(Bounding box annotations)

## START

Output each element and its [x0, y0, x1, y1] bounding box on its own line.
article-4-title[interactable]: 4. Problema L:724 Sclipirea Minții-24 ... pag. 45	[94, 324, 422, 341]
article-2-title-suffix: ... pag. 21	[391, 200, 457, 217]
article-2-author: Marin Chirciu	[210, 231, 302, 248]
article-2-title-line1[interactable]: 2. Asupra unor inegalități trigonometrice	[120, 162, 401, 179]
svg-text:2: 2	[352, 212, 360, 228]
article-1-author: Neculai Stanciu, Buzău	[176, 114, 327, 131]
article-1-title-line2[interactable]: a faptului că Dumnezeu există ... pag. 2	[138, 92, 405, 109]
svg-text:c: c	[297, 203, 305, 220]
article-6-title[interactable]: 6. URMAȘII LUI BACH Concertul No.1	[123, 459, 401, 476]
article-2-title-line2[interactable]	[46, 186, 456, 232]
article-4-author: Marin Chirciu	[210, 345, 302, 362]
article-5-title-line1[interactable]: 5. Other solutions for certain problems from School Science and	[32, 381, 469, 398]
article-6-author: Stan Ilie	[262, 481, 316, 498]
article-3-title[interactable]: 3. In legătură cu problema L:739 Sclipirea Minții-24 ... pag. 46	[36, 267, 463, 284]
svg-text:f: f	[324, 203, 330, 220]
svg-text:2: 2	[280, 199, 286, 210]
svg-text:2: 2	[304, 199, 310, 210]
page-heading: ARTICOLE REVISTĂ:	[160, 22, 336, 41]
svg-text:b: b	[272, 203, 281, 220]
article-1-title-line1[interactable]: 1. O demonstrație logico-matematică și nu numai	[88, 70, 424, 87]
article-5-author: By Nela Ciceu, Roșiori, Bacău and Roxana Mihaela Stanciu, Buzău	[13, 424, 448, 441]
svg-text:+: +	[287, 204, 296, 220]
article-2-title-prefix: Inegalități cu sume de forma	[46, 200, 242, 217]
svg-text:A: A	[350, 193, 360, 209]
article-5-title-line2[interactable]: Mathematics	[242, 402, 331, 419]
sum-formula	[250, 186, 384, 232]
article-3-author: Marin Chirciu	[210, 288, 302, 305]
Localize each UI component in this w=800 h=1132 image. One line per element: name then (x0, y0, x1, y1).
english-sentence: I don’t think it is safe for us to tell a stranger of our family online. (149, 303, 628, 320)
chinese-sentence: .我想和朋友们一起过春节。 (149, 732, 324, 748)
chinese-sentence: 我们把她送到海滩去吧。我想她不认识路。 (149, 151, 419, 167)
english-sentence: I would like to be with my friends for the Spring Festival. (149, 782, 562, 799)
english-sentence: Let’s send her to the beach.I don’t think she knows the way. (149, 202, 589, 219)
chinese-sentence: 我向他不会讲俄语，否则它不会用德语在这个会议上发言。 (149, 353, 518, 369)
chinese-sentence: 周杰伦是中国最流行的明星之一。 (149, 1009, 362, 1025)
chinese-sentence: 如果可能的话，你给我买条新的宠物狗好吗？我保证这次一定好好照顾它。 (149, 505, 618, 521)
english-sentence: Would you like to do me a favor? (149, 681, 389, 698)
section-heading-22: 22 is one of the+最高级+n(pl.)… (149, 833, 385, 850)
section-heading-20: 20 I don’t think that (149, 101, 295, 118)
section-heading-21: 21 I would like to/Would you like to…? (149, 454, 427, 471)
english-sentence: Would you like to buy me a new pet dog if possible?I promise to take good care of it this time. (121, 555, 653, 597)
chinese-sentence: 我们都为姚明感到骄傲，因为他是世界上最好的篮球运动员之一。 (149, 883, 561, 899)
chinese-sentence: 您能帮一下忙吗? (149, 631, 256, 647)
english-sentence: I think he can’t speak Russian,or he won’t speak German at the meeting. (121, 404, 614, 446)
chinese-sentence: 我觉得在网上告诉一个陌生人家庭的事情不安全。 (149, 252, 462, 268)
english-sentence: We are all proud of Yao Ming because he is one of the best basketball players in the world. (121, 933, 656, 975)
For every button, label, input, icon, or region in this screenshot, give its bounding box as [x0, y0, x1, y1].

## END
## START

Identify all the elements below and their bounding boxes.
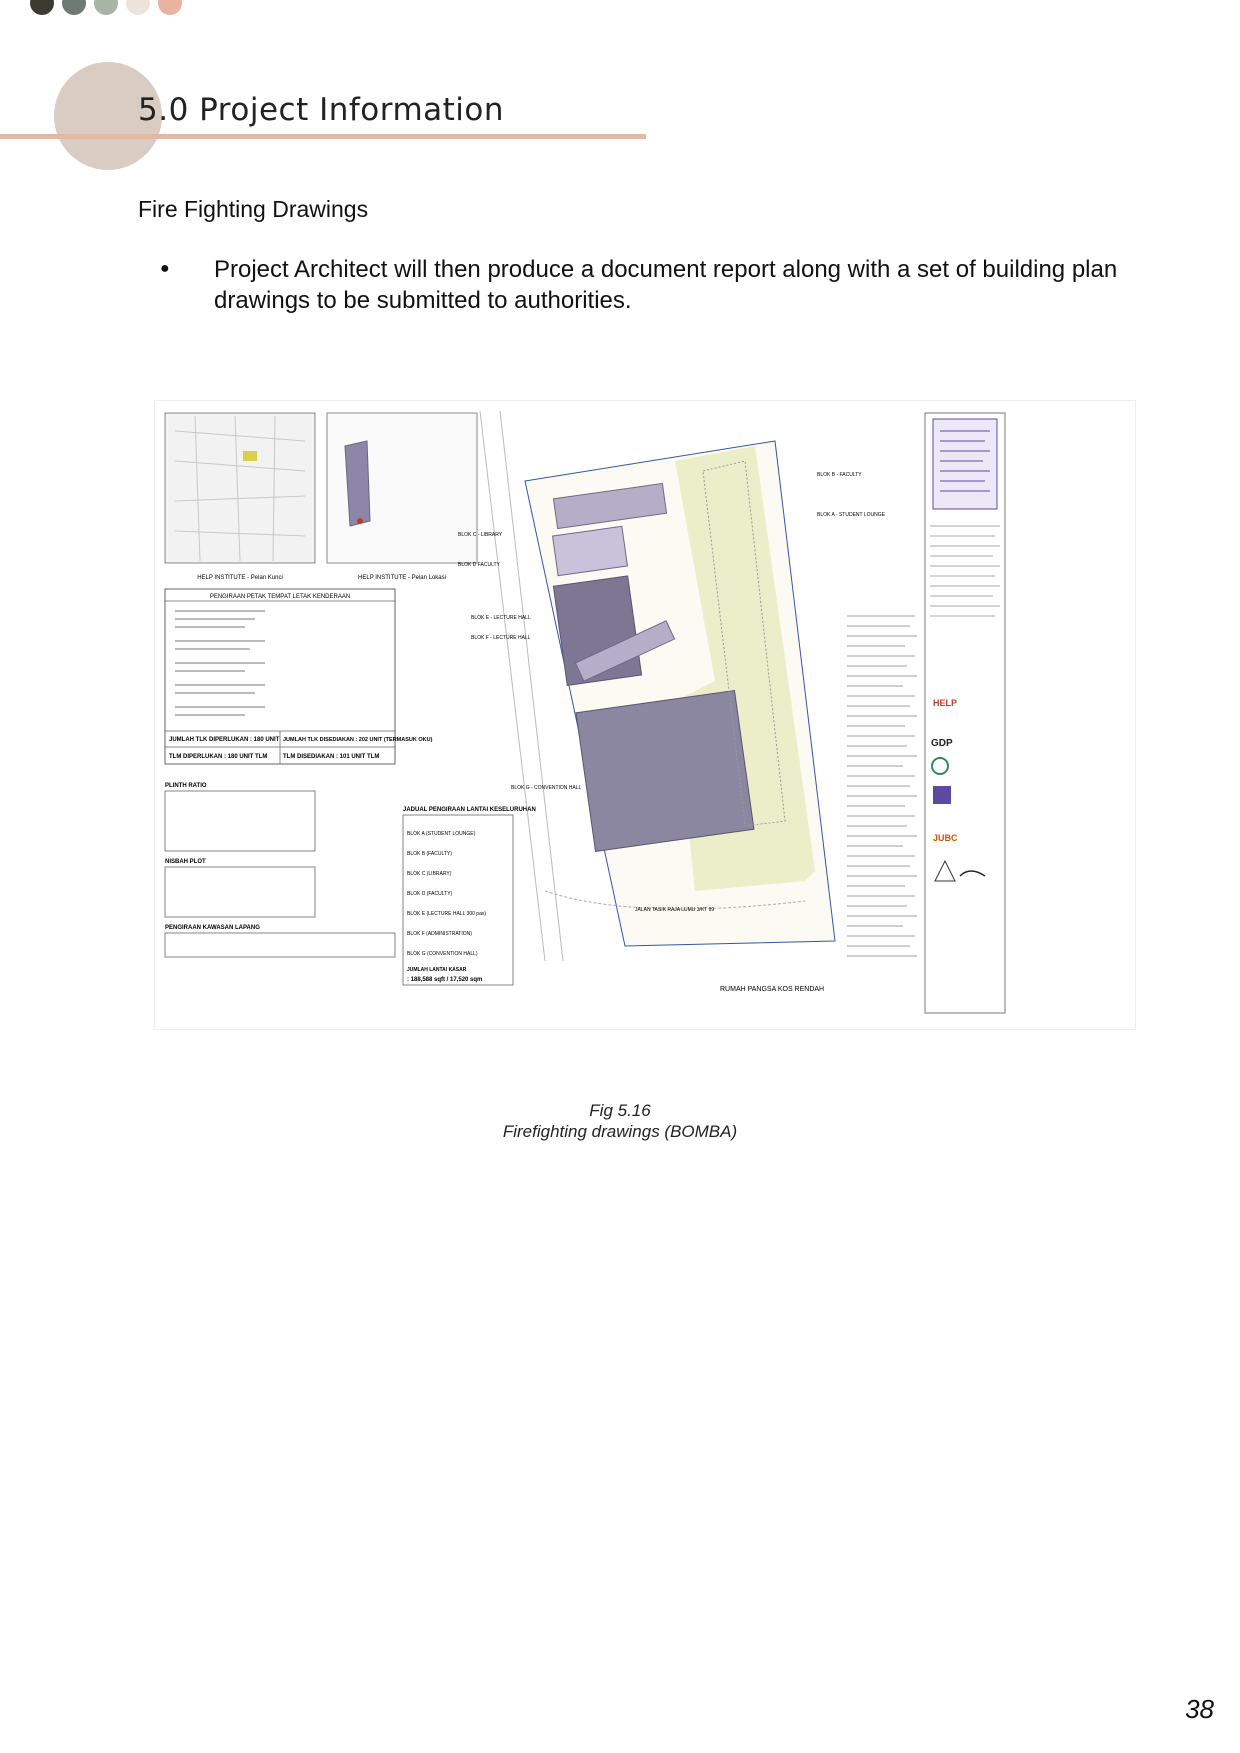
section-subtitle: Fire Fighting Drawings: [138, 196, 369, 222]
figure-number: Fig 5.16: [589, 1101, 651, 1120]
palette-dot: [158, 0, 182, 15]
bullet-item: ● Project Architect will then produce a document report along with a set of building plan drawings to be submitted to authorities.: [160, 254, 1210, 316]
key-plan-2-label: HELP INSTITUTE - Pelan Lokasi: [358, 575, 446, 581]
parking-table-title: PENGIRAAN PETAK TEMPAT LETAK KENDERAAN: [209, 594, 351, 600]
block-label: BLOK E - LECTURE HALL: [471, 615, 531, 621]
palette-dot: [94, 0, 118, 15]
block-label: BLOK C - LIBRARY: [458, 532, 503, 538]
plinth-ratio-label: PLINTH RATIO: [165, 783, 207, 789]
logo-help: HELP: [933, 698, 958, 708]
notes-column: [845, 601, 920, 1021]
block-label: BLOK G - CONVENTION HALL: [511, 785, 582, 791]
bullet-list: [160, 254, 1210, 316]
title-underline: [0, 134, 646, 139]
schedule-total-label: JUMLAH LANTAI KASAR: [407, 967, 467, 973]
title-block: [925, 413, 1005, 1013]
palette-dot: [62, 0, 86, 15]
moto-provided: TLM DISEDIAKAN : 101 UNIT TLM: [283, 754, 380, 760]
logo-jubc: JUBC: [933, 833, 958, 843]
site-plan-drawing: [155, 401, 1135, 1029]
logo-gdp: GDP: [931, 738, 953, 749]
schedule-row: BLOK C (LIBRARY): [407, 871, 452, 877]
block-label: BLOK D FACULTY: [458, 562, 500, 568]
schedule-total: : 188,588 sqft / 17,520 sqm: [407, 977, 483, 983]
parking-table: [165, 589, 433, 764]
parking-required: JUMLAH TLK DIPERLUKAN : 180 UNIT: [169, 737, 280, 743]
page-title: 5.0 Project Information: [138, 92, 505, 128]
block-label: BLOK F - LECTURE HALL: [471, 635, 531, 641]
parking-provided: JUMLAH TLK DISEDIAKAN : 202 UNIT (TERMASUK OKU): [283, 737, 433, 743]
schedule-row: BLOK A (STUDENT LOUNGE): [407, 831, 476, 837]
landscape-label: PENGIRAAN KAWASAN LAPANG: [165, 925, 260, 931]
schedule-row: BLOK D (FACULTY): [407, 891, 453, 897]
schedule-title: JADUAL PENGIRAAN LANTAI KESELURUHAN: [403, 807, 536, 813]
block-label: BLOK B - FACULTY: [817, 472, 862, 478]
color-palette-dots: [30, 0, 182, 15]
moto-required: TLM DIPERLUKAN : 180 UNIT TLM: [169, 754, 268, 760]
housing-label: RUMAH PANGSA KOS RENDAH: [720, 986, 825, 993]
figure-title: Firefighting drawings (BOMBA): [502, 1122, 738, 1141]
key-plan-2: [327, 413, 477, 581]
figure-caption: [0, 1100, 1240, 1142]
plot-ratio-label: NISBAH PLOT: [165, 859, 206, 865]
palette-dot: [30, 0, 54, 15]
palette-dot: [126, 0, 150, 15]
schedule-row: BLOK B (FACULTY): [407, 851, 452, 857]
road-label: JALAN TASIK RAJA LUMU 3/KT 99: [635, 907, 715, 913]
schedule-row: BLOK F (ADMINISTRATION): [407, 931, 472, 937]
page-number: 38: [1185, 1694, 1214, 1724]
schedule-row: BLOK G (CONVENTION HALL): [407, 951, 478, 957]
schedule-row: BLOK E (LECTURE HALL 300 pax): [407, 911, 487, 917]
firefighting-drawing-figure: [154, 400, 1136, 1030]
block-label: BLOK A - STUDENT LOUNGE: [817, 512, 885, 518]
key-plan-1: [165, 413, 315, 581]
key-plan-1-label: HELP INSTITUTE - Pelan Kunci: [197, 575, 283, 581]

## END

Copy the lines of the listing above verbatim, everything from the line containing "section-subtitle: Fire Fighting" down to the line containing "bullet-item: ● Project", both included.

section-subtitle: Fire Fighting Drawings: [138, 196, 369, 222]
figure-number: Fig 5.16: [589, 1101, 651, 1120]
palette-dot: [158, 0, 182, 15]
bullet-item: ● Project Architect will then produce a document report along with a set of building plan drawings to be submitted to authorities.: [160, 254, 1210, 316]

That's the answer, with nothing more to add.